Objective: Pictures stay out of the copy; restate everything else in the material exactly.

Provided entries:

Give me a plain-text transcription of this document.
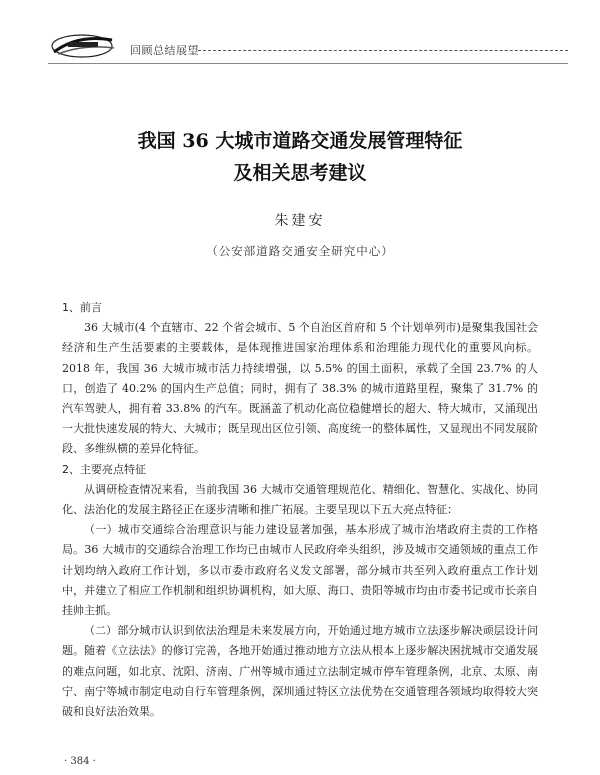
回顾总结展望
我国 36 大城市道路交通发展管理特征
及相关思考建议
朱建安
（公安部道路交通安全研究中心）
1、前言

36 大城市(4 个直辖市、22 个省会城市、5 个自治区首府和 5 个计划单列市)是聚集我国社会经济和生产生活要素的主要载体，是体现推进国家治理体系和治理能力现代化的重要风向标。2018 年，我国 36 大城市城市活力持续增强，以 5.5% 的国土面积，承载了全国 23.7% 的人口，创造了 40.2% 的国内生产总值；同时，拥有了 38.3% 的城市道路里程，聚集了 31.7% 的汽车驾驶人，拥有着 33.8% 的汽车。既涵盖了机动化高位稳健增长的超大、特大城市，又涌现出一大批快速发展的特大、大城市；既呈现出区位引领、高度统一的整体属性，又显现出不同发展阶段、多维纵横的差异化特征。

2、主要亮点特征

从调研检查情况来看，当前我国 36 大城市交通管理规范化、精细化、智慧化、实战化、协同化、法治化的发展主路径正在逐步清晰和推广拓展。主要呈现以下五大亮点特征：

（一）城市交通综合治理意识与能力建设显著加强，基本形成了城市治堵政府主责的工作格局。36 大城市的交通综合治理工作均已由城市人民政府牵头组织，涉及城市交通领域的重点工作计划均纳入政府工作计划，多以市委市政府名义发文部署，部分城市共至列入政府重点工作计划中，并建立了相应工作机制和组织协调机构，如大原、海口、贵阳等城市均由市委书记或市长亲自挂帅主抓。

（二）部分城市认识到依法治理是未来发展方向，开始通过地方城市立法逐步解决顽层设计问题。随着《立法法》的修订完善，各地开始通过推动地方立法从根本上逐步解决困扰城市交通发展的难点问题，如北京、沈阳、济南、广州等城市通过立法制定城市停车管理条例，北京、太原、南宁、南宁等城市制定电动自行车管理条例，深圳通过特区立法优势在交通管理各领域均取得较大突破和良好法治效果。

· 384 ·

Written answer:
Give me a plain-text transcription of this document.
回顾总结展望
我国 36 大城市道路交通发展管理特征
及相关思考建议
朱建安
（公安部道路交通安全研究中心）
1、前言

36 大城市(4 个直辖市、22 个省会城市、5 个自治区首府和 5 个计划单列市)是聚集我国社会经济和生产生活要素的主要载体，是体现推进国家治理体系和治理能力现代化的重要风向标。2018 年，我国 36 大城市城市活力持续增强，以 5.5% 的国土面积，承载了全国 23.7% 的人口，创造了 40.2% 的国内生产总值；同时，拥有了 38.3% 的城市道路里程，聚集了 31.7% 的汽车驾驶人，拥有着 33.8% 的汽车。既涵盖了机动化高位稳健增长的超大、特大城市，又涌现出一大批快速发展的特大、大城市；既呈现出区位引领、高度统一的整体属性，又显现出不同发展阶段、多维纵横的差异化特征。

2、主要亮点特征

从调研检查情况来看，当前我国 36 大城市交通管理规范化、精细化、智慧化、实战化、协同化、法治化的发展主路径正在逐步清晰和推广拓展。主要呈现以下五大亮点特征：

（一）城市交通综合治理意识与能力建设显著加强，基本形成了城市治堵政府主责的工作格局。36 大城市的交通综合治理工作均已由城市人民政府牵头组织，涉及城市交通领域的重点工作计划均纳入政府工作计划，多以市委市政府名义发文部署，部分城市共至列入政府重点工作计划中，并建立了相应工作机制和组织协调机构，如大原、海口、贵阳等城市均由市委书记或市长亲自挂帅主抓。

（二）部分城市认识到依法治理是未来发展方向，开始通过地方城市立法逐步解决顽层设计问题。随着《立法法》的修订完善，各地开始通过推动地方立法从根本上逐步解决困扰城市交通发展的难点问题，如北京、沈阳、济南、广州等城市通过立法制定城市停车管理条例，北京、太原、南宁、南宁等城市制定电动自行车管理条例，深圳通过特区立法优势在交通管理各领域均取得较大突破和良好法治效果。

· 384 ·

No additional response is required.